- WHAT TO PRODUCE -
Reproduce all the entries precisely.

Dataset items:
________________

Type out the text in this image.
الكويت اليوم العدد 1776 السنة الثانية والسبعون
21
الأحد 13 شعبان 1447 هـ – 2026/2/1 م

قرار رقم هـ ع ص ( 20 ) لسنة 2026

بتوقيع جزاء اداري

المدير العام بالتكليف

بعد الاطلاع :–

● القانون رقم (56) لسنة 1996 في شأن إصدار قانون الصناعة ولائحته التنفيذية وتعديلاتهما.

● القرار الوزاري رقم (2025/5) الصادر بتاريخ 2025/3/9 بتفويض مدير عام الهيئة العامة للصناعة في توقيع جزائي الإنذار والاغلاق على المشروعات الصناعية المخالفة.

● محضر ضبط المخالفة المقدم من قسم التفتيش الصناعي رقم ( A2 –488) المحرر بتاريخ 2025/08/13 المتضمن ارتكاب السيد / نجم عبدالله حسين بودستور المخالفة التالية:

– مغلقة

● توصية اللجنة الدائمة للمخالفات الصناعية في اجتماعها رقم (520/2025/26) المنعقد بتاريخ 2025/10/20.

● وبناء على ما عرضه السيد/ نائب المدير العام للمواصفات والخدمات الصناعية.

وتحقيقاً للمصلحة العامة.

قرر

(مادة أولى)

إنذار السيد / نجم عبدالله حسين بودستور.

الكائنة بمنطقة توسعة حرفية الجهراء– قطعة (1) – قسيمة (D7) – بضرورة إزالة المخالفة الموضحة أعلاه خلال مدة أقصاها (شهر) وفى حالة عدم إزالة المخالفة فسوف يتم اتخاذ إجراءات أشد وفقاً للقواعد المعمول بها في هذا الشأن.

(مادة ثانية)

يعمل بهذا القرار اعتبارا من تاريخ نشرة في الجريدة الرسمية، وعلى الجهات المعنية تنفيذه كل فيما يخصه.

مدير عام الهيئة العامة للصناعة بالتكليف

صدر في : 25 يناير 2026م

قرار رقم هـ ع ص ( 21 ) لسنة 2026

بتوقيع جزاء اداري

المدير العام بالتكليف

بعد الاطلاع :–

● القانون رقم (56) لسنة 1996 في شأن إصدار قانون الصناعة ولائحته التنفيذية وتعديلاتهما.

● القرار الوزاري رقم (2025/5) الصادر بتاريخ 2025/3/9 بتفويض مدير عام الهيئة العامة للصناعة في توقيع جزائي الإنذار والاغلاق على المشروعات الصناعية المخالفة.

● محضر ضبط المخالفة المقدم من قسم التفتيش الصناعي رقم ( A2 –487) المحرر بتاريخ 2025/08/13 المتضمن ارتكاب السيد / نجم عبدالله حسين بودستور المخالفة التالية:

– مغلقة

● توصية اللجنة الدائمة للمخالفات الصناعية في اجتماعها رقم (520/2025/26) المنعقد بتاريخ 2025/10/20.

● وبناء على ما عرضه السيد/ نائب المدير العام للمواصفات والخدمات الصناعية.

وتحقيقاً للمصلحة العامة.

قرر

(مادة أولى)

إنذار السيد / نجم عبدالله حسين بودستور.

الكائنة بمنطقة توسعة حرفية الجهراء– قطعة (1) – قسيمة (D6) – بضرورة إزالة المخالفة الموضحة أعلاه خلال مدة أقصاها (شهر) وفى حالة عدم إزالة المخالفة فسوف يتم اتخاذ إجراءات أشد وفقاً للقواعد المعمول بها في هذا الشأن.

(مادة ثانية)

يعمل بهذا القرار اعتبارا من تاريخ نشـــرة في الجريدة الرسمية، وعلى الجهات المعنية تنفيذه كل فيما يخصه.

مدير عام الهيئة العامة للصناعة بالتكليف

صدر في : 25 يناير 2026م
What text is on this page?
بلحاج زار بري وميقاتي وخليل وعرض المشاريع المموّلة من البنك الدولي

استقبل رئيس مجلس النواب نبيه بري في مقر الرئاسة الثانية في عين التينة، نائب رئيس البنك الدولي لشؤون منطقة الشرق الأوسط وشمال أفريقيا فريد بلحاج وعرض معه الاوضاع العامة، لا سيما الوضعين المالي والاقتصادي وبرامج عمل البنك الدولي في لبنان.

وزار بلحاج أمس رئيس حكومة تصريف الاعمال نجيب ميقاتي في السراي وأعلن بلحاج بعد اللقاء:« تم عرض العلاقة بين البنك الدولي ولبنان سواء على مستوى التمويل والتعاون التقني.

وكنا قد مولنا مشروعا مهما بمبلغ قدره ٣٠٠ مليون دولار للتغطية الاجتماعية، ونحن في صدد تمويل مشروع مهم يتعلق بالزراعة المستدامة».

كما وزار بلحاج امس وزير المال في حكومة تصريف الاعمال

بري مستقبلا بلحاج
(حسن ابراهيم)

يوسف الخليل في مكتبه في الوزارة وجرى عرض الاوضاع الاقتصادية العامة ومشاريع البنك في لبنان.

________________

- FULL SOLUTION -
Type out the text in this image.
الكويت اليوم العدد 1776 السنة الثانية والسبعون
21
الأحد 13 شعبان 1447 هـ – 2026/2/1 م

قرار رقم هـ ع ص ( 20 ) لسنة 2026

بتوقيع جزاء اداري

المدير العام بالتكليف

بعد الاطلاع :–

● القانون رقم (56) لسنة 1996 في شأن إصدار قانون الصناعة ولائحته التنفيذية وتعديلاتهما.

● القرار الوزاري رقم (2025/5) الصادر بتاريخ 2025/3/9 بتفويض مدير عام الهيئة العامة للصناعة في توقيع جزائي الإنذار والاغلاق على المشروعات الصناعية المخالفة.

● محضر ضبط المخالفة المقدم من قسم التفتيش الصناعي رقم ( A2 –488) المحرر بتاريخ 2025/08/13 المتضمن ارتكاب السيد / نجم عبدالله حسين بودستور المخالفة التالية:

– مغلقة

● توصية اللجنة الدائمة للمخالفات الصناعية في اجتماعها رقم (520/2025/26) المنعقد بتاريخ 2025/10/20.

● وبناء على ما عرضه السيد/ نائب المدير العام للمواصفات والخدمات الصناعية.

وتحقيقاً للمصلحة العامة.

قرر

(مادة أولى)

إنذار السيد / نجم عبدالله حسين بودستور.

الكائنة بمنطقة توسعة حرفية الجهراء– قطعة (1) – قسيمة (D7) – بضرورة إزالة المخالفة الموضحة أعلاه خلال مدة أقصاها (شهر) وفى حالة عدم إزالة المخالفة فسوف يتم اتخاذ إجراءات أشد وفقاً للقواعد المعمول بها في هذا الشأن.

(مادة ثانية)

يعمل بهذا القرار اعتبارا من تاريخ نشرة في الجريدة الرسمية، وعلى الجهات المعنية تنفيذه كل فيما يخصه.

مدير عام الهيئة العامة للصناعة بالتكليف

صدر في : 25 يناير 2026م

قرار رقم هـ ع ص ( 21 ) لسنة 2026

بتوقيع جزاء اداري

المدير العام بالتكليف

بعد الاطلاع :–

● القانون رقم (56) لسنة 1996 في شأن إصدار قانون الصناعة ولائحته التنفيذية وتعديلاتهما.

● القرار الوزاري رقم (2025/5) الصادر بتاريخ 2025/3/9 بتفويض مدير عام الهيئة العامة للصناعة في توقيع جزائي الإنذار والاغلاق على المشروعات الصناعية المخالفة.

● محضر ضبط المخالفة المقدم من قسم التفتيش الصناعي رقم ( A2 –487) المحرر بتاريخ 2025/08/13 المتضمن ارتكاب السيد / نجم عبدالله حسين بودستور المخالفة التالية:

– مغلقة

● توصية اللجنة الدائمة للمخالفات الصناعية في اجتماعها رقم (520/2025/26) المنعقد بتاريخ 2025/10/20.

● وبناء على ما عرضه السيد/ نائب المدير العام للمواصفات والخدمات الصناعية.

وتحقيقاً للمصلحة العامة.

قرر

(مادة أولى)

إنذار السيد / نجم عبدالله حسين بودستور.

الكائنة بمنطقة توسعة حرفية الجهراء– قطعة (1) – قسيمة (D6) – بضرورة إزالة المخالفة الموضحة أعلاه خلال مدة أقصاها (شهر) وفى حالة عدم إزالة المخالفة فسوف يتم اتخاذ إجراءات أشد وفقاً للقواعد المعمول بها في هذا الشأن.

(مادة ثانية)

يعمل بهذا القرار اعتبارا من تاريخ نشـــرة في الجريدة الرسمية، وعلى الجهات المعنية تنفيذه كل فيما يخصه.

مدير عام الهيئة العامة للصناعة بالتكليف

صدر في : 25 يناير 2026م
What text is on this page?
بلحاج زار بري وميقاتي وخليل وعرض المشاريع المموّلة من البنك الدولي

استقبل رئيس مجلس النواب نبيه بري في مقر الرئاسة الثانية في عين التينة، نائب رئيس البنك الدولي لشؤون منطقة الشرق الأوسط وشمال أفريقيا فريد بلحاج وعرض معه الاوضاع العامة، لا سيما الوضعين المالي والاقتصادي وبرامج عمل البنك الدولي في لبنان.

وزار بلحاج أمس رئيس حكومة تصريف الاعمال نجيب ميقاتي في السراي وأعلن بلحاج بعد اللقاء:« تم عرض العلاقة بين البنك الدولي ولبنان سواء على مستوى التمويل والتعاون التقني.

وكنا قد مولنا مشروعا مهما بمبلغ قدره ٣٠٠ مليون دولار للتغطية الاجتماعية، ونحن في صدد تمويل مشروع مهم يتعلق بالزراعة المستدامة».

كما وزار بلحاج امس وزير المال في حكومة تصريف الاعمال

بري مستقبلا بلحاج
(حسن ابراهيم)

يوسف الخليل في مكتبه في الوزارة وجرى عرض الاوضاع الاقتصادية العامة ومشاريع البنك في لبنان.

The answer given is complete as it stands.